## Exercise requirements
Copy out every line of the records below character for character, and leave out the pictures.
- - -
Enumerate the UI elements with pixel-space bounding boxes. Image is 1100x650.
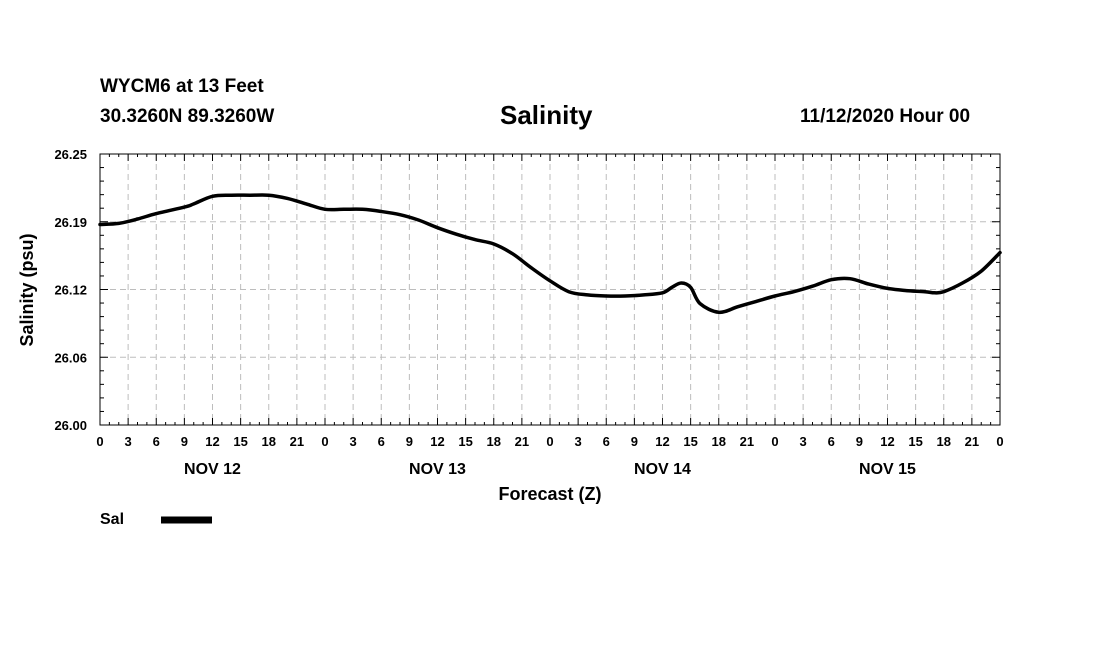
x-axis-title: Forecast (Z)	[498, 484, 601, 504]
x-tick-label: 0	[546, 434, 553, 449]
x-tick-label: 3	[125, 434, 132, 449]
x-tick-label: 15	[233, 434, 247, 449]
x-tick-label: 21	[740, 434, 754, 449]
station-name: WYCM6 at 13 Feet	[100, 76, 264, 97]
x-tick-label: 9	[631, 434, 638, 449]
x-tick-labels: 0 3 6 9 12 15 18 21 0 3 6 9 12 15 18 21 0 3 6 9 12 15 18 21 0 3 6 9…	[96, 434, 1003, 449]
x-tick-label: 0	[996, 434, 1003, 449]
x-tick-label: 18	[712, 434, 726, 449]
legend-label: Sal	[100, 511, 124, 528]
x-tick-label: 12	[430, 434, 444, 449]
x-tick-label: 0	[96, 434, 103, 449]
y-tick-label: 26.06	[54, 350, 87, 365]
x-tick-label: 21	[515, 434, 529, 449]
x-tick-label: 12	[880, 434, 894, 449]
x-tick-label: 0	[771, 434, 778, 449]
x-tick-label: 15	[908, 434, 922, 449]
day-label: NOV 14	[634, 461, 691, 478]
day-label: NOV 13	[409, 461, 466, 478]
x-tick-label: 15	[683, 434, 697, 449]
series-line-sal	[98, 193, 1002, 315]
x-tick-label: 18	[487, 434, 501, 449]
y-axis-title: Salinity (psu)	[17, 233, 37, 346]
tick-layer	[99, 153, 1001, 426]
x-tick-label: 12	[655, 434, 669, 449]
x-tick-label: 0	[321, 434, 328, 449]
day-label: NOV 12	[184, 461, 241, 478]
y-tick-labels: 26.25 26.19 26.12 26.06 26.00	[54, 147, 87, 433]
x-tick-label: 3	[800, 434, 807, 449]
y-tick-label: 26.19	[54, 215, 87, 230]
y-tick-label: 26.25	[54, 147, 87, 162]
x-tick-label: 18	[937, 434, 951, 449]
day-label: NOV 15	[859, 461, 916, 478]
grid-layer	[100, 154, 1000, 425]
x-tick-label: 3	[350, 434, 357, 449]
x-tick-label: 6	[378, 434, 385, 449]
y-tick-label: 26.12	[54, 283, 87, 298]
x-tick-label: 6	[153, 434, 160, 449]
y-tick-label: 26.00	[54, 418, 87, 433]
day-labels: NOV 12 NOV 13 NOV 14 NOV 15	[184, 461, 916, 478]
x-tick-label: 9	[856, 434, 863, 449]
x-tick-label: 9	[181, 434, 188, 449]
x-tick-label: 18	[262, 434, 276, 449]
x-tick-label: 9	[406, 434, 413, 449]
x-tick-label: 15	[458, 434, 472, 449]
chart-title: Salinity	[500, 100, 593, 130]
x-tick-label: 21	[965, 434, 979, 449]
x-tick-label: 21	[290, 434, 304, 449]
x-tick-label: 12	[205, 434, 219, 449]
station-coordinates: 30.3260N 89.3260W	[100, 106, 275, 127]
x-tick-label: 3	[575, 434, 582, 449]
x-tick-label: 6	[603, 434, 610, 449]
x-tick-label: 6	[828, 434, 835, 449]
forecast-timestamp: 11/12/2020 Hour 00	[800, 106, 971, 127]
- - -
## Solution to this exercise
Enumerate the UI elements with pixel-space bounding boxes. Image is 1100x650.
x-axis-title: Forecast (Z)	[498, 484, 601, 504]
x-tick-label: 0	[546, 434, 553, 449]
x-tick-label: 3	[125, 434, 132, 449]
x-tick-label: 15	[233, 434, 247, 449]
x-tick-label: 21	[740, 434, 754, 449]
station-name: WYCM6 at 13 Feet	[100, 76, 264, 97]
x-tick-label: 9	[631, 434, 638, 449]
x-tick-labels: 0 3 6 9 12 15 18 21 0 3 6 9 12 15 18 21 0 3 6 9 12 15 18 21 0 3 6 9…	[96, 434, 1003, 449]
x-tick-label: 0	[996, 434, 1003, 449]
x-tick-label: 18	[712, 434, 726, 449]
legend-label: Sal	[100, 511, 124, 528]
x-tick-label: 12	[430, 434, 444, 449]
x-tick-label: 0	[96, 434, 103, 449]
y-tick-label: 26.06	[54, 350, 87, 365]
x-tick-label: 21	[515, 434, 529, 449]
x-tick-label: 12	[880, 434, 894, 449]
x-tick-label: 0	[771, 434, 778, 449]
x-tick-label: 15	[908, 434, 922, 449]
day-label: NOV 14	[634, 461, 691, 478]
day-label: NOV 13	[409, 461, 466, 478]
x-tick-label: 15	[683, 434, 697, 449]
series-line-sal	[98, 193, 1002, 315]
x-tick-label: 18	[487, 434, 501, 449]
y-axis-title: Salinity (psu)	[17, 233, 37, 346]
tick-layer	[99, 153, 1001, 426]
x-tick-label: 12	[655, 434, 669, 449]
x-tick-label: 0	[321, 434, 328, 449]
day-label: NOV 12	[184, 461, 241, 478]
y-tick-labels: 26.25 26.19 26.12 26.06 26.00	[54, 147, 87, 433]
x-tick-label: 3	[800, 434, 807, 449]
y-tick-label: 26.19	[54, 215, 87, 230]
y-tick-label: 26.25	[54, 147, 87, 162]
x-tick-label: 18	[937, 434, 951, 449]
day-label: NOV 15	[859, 461, 916, 478]
grid-layer	[100, 154, 1000, 425]
x-tick-label: 3	[350, 434, 357, 449]
x-tick-label: 6	[378, 434, 385, 449]
y-tick-label: 26.12	[54, 283, 87, 298]
x-tick-label: 6	[153, 434, 160, 449]
y-tick-label: 26.00	[54, 418, 87, 433]
day-labels: NOV 12 NOV 13 NOV 14 NOV 15	[184, 461, 916, 478]
x-tick-label: 9	[856, 434, 863, 449]
x-tick-label: 9	[181, 434, 188, 449]
x-tick-label: 18	[262, 434, 276, 449]
x-tick-label: 9	[406, 434, 413, 449]
x-tick-label: 15	[458, 434, 472, 449]
chart-title: Salinity	[500, 100, 593, 130]
x-tick-label: 21	[965, 434, 979, 449]
x-tick-label: 21	[290, 434, 304, 449]
x-tick-label: 12	[205, 434, 219, 449]
station-coordinates: 30.3260N 89.3260W	[100, 106, 275, 127]
x-tick-label: 3	[575, 434, 582, 449]
x-tick-label: 6	[603, 434, 610, 449]
x-tick-label: 6	[828, 434, 835, 449]
forecast-timestamp: 11/12/2020 Hour 00	[800, 106, 971, 127]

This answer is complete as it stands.